• [Aim]:
Restate each of the lines given below, word for word.

• [Figure content listings]:
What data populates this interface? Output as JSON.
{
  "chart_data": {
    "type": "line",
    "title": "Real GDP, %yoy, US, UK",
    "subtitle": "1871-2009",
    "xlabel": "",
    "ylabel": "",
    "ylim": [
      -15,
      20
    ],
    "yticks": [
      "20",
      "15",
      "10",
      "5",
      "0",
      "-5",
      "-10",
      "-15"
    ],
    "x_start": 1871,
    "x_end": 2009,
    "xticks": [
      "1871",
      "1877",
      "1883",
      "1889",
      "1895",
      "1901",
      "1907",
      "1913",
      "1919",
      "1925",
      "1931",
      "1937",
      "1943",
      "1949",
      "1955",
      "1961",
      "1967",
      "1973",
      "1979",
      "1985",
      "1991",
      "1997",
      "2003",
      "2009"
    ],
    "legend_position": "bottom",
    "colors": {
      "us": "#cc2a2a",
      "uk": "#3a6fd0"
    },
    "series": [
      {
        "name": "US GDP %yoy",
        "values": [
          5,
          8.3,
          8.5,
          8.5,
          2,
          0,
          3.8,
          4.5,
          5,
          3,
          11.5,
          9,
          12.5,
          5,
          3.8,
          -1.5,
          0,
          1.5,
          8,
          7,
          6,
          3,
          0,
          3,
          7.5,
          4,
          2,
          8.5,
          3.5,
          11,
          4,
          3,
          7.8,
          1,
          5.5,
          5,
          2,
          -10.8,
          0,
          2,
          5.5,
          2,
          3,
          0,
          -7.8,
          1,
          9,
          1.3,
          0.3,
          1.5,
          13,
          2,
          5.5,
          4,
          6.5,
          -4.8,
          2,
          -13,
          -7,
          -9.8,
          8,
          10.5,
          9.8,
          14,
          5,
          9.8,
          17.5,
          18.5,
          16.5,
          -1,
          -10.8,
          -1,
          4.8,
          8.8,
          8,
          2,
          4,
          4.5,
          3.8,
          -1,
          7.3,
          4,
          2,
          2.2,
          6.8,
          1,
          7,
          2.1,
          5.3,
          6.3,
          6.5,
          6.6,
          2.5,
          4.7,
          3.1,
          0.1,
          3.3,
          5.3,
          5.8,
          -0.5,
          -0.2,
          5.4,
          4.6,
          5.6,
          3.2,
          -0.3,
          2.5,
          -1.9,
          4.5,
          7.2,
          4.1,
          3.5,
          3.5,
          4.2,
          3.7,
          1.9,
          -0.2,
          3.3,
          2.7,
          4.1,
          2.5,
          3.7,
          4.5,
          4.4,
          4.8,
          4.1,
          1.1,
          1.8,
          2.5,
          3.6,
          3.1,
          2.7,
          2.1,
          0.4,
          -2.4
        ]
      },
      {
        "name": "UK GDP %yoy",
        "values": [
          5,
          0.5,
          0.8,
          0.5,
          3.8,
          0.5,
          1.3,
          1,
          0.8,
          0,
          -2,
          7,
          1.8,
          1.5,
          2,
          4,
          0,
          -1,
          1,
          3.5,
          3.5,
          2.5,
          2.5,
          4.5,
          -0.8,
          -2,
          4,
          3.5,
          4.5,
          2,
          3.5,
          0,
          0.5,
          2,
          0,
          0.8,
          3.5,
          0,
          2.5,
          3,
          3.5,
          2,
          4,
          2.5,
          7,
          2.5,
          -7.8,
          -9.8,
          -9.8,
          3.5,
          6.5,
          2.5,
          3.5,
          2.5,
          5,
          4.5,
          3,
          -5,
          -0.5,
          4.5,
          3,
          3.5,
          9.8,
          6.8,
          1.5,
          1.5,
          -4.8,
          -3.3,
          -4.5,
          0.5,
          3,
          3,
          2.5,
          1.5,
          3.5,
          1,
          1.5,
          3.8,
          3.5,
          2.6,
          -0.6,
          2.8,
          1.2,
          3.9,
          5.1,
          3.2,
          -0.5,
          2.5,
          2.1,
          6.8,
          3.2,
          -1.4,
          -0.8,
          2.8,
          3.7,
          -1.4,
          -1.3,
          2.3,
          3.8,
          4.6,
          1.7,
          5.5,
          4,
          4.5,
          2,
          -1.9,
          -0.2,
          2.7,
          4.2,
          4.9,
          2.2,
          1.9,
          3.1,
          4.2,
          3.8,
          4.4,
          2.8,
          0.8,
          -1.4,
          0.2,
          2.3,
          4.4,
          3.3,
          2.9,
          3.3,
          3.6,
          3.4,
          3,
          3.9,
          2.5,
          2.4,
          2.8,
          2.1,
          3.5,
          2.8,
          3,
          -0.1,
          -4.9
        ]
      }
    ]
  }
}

• [Reply]:
What data populates this interface? Output as JSON.
{
  "chart_data": {
    "type": "line",
    "title": "Real GDP, %yoy, US, UK",
    "subtitle": "1871-2009",
    "xlabel": "",
    "ylabel": "",
    "ylim": [
      -15,
      20
    ],
    "yticks": [
      "20",
      "15",
      "10",
      "5",
      "0",
      "-5",
      "-10",
      "-15"
    ],
    "x_start": 1871,
    "x_end": 2009,
    "xticks": [
      "1871",
      "1877",
      "1883",
      "1889",
      "1895",
      "1901",
      "1907",
      "1913",
      "1919",
      "1925",
      "1931",
      "1937",
      "1943",
      "1949",
      "1955",
      "1961",
      "1967",
      "1973",
      "1979",
      "1985",
      "1991",
      "1997",
      "2003",
      "2009"
    ],
    "legend_position": "bottom",
    "colors": {
      "us": "#cc2a2a",
      "uk": "#3a6fd0"
    },
    "series": [
      {
        "name": "US GDP %yoy",
        "values": [
          5,
          8.3,
          8.5,
          8.5,
          2,
          0,
          3.8,
          4.5,
          5,
          3,
          11.5,
          9,
          12.5,
          5,
          3.8,
          -1.5,
          0,
          1.5,
          8,
          7,
          6,
          3,
          0,
          3,
          7.5,
          4,
          2,
          8.5,
          3.5,
          11,
          4,
          3,
          7.8,
          1,
          5.5,
          5,
          2,
          -10.8,
          0,
          2,
          5.5,
          2,
          3,
          0,
          -7.8,
          1,
          9,
          1.3,
          0.3,
          1.5,
          13,
          2,
          5.5,
          4,
          6.5,
          -4.8,
          2,
          -13,
          -7,
          -9.8,
          8,
          10.5,
          9.8,
          14,
          5,
          9.8,
          17.5,
          18.5,
          16.5,
          -1,
          -10.8,
          -1,
          4.8,
          8.8,
          8,
          2,
          4,
          4.5,
          3.8,
          -1,
          7.3,
          4,
          2,
          2.2,
          6.8,
          1,
          7,
          2.1,
          5.3,
          6.3,
          6.5,
          6.6,
          2.5,
          4.7,
          3.1,
          0.1,
          3.3,
          5.3,
          5.8,
          -0.5,
          -0.2,
          5.4,
          4.6,
          5.6,
          3.2,
          -0.3,
          2.5,
          -1.9,
          4.5,
          7.2,
          4.1,
          3.5,
          3.5,
          4.2,
          3.7,
          1.9,
          -0.2,
          3.3,
          2.7,
          4.1,
          2.5,
          3.7,
          4.5,
          4.4,
          4.8,
          4.1,
          1.1,
          1.8,
          2.5,
          3.6,
          3.1,
          2.7,
          2.1,
          0.4,
          -2.4
        ]
      },
      {
        "name": "UK GDP %yoy",
        "values": [
          5,
          0.5,
          0.8,
          0.5,
          3.8,
          0.5,
          1.3,
          1,
          0.8,
          0,
          -2,
          7,
          1.8,
          1.5,
          2,
          4,
          0,
          -1,
          1,
          3.5,
          3.5,
          2.5,
          2.5,
          4.5,
          -0.8,
          -2,
          4,
          3.5,
          4.5,
          2,
          3.5,
          0,
          0.5,
          2,
          0,
          0.8,
          3.5,
          0,
          2.5,
          3,
          3.5,
          2,
          4,
          2.5,
          7,
          2.5,
          -7.8,
          -9.8,
          -9.8,
          3.5,
          6.5,
          2.5,
          3.5,
          2.5,
          5,
          4.5,
          3,
          -5,
          -0.5,
          4.5,
          3,
          3.5,
          9.8,
          6.8,
          1.5,
          1.5,
          -4.8,
          -3.3,
          -4.5,
          0.5,
          3,
          3,
          2.5,
          1.5,
          3.5,
          1,
          1.5,
          3.8,
          3.5,
          2.6,
          -0.6,
          2.8,
          1.2,
          3.9,
          5.1,
          3.2,
          -0.5,
          2.5,
          2.1,
          6.8,
          3.2,
          -1.4,
          -0.8,
          2.8,
          3.7,
          -1.4,
          -1.3,
          2.3,
          3.8,
          4.6,
          1.7,
          5.5,
          4,
          4.5,
          2,
          -1.9,
          -0.2,
          2.7,
          4.2,
          4.9,
          2.2,
          1.9,
          3.1,
          4.2,
          3.8,
          4.4,
          2.8,
          0.8,
          -1.4,
          0.2,
          2.3,
          4.4,
          3.3,
          2.9,
          3.3,
          3.6,
          3.4,
          3,
          3.9,
          2.5,
          2.4,
          2.8,
          2.1,
          3.5,
          2.8,
          3,
          -0.1,
          -4.9
        ]
      }
    ]
  }
}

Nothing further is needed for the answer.